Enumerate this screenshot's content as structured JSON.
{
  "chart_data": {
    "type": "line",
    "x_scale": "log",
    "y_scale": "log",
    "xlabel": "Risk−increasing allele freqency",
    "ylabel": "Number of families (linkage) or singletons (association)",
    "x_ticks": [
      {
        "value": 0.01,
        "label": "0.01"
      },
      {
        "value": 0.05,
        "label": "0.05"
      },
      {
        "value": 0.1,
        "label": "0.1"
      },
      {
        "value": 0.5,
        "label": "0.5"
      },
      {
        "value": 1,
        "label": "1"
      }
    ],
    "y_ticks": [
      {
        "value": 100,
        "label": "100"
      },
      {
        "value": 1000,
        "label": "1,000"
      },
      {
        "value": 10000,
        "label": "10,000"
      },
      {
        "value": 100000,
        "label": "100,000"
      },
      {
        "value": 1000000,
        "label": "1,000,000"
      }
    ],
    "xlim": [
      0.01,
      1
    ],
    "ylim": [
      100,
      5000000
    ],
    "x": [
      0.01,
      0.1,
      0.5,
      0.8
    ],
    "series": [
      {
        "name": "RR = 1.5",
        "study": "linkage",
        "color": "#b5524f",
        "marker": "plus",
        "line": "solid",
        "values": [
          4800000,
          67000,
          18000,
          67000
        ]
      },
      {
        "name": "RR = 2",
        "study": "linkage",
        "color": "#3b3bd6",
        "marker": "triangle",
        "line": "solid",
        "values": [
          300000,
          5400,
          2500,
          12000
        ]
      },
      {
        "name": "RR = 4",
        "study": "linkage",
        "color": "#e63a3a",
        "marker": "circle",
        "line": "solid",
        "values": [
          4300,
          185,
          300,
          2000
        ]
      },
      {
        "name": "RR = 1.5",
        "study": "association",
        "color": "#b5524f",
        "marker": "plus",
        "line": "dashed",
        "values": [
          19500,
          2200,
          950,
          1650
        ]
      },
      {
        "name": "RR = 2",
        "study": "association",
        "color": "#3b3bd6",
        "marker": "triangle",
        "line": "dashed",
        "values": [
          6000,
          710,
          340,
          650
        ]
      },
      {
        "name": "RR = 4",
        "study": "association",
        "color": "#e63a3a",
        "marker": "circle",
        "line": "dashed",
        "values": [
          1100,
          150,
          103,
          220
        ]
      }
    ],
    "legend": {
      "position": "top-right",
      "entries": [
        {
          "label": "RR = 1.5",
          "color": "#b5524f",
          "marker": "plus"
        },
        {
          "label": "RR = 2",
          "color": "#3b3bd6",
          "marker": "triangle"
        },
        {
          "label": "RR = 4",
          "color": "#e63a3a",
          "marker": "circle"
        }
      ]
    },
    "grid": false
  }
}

▬▬▬▬▬▬

Give all of the entries again, word for word.

Enumerate this screenshot's content as structured JSON.
{
  "chart_data": {
    "type": "line",
    "x_scale": "log",
    "y_scale": "log",
    "xlabel": "Risk−increasing allele freqency",
    "ylabel": "Number of families (linkage) or singletons (association)",
    "x_ticks": [
      {
        "value": 0.01,
        "label": "0.01"
      },
      {
        "value": 0.05,
        "label": "0.05"
      },
      {
        "value": 0.1,
        "label": "0.1"
      },
      {
        "value": 0.5,
        "label": "0.5"
      },
      {
        "value": 1,
        "label": "1"
      }
    ],
    "y_ticks": [
      {
        "value": 100,
        "label": "100"
      },
      {
        "value": 1000,
        "label": "1,000"
      },
      {
        "value": 10000,
        "label": "10,000"
      },
      {
        "value": 100000,
        "label": "100,000"
      },
      {
        "value": 1000000,
        "label": "1,000,000"
      }
    ],
    "xlim": [
      0.01,
      1
    ],
    "ylim": [
      100,
      5000000
    ],
    "x": [
      0.01,
      0.1,
      0.5,
      0.8
    ],
    "series": [
      {
        "name": "RR = 1.5",
        "study": "linkage",
        "color": "#b5524f",
        "marker": "plus",
        "line": "solid",
        "values": [
          4800000,
          67000,
          18000,
          67000
        ]
      },
      {
        "name": "RR = 2",
        "study": "linkage",
        "color": "#3b3bd6",
        "marker": "triangle",
        "line": "solid",
        "values": [
          300000,
          5400,
          2500,
          12000
        ]
      },
      {
        "name": "RR = 4",
        "study": "linkage",
        "color": "#e63a3a",
        "marker": "circle",
        "line": "solid",
        "values": [
          4300,
          185,
          300,
          2000
        ]
      },
      {
        "name": "RR = 1.5",
        "study": "association",
        "color": "#b5524f",
        "marker": "plus",
        "line": "dashed",
        "values": [
          19500,
          2200,
          950,
          1650
        ]
      },
      {
        "name": "RR = 2",
        "study": "association",
        "color": "#3b3bd6",
        "marker": "triangle",
        "line": "dashed",
        "values": [
          6000,
          710,
          340,
          650
        ]
      },
      {
        "name": "RR = 4",
        "study": "association",
        "color": "#e63a3a",
        "marker": "circle",
        "line": "dashed",
        "values": [
          1100,
          150,
          103,
          220
        ]
      }
    ],
    "legend": {
      "position": "top-right",
      "entries": [
        {
          "label": "RR = 1.5",
          "color": "#b5524f",
          "marker": "plus"
        },
        {
          "label": "RR = 2",
          "color": "#3b3bd6",
          "marker": "triangle"
        },
        {
          "label": "RR = 4",
          "color": "#e63a3a",
          "marker": "circle"
        }
      ]
    },
    "grid": false
  }
}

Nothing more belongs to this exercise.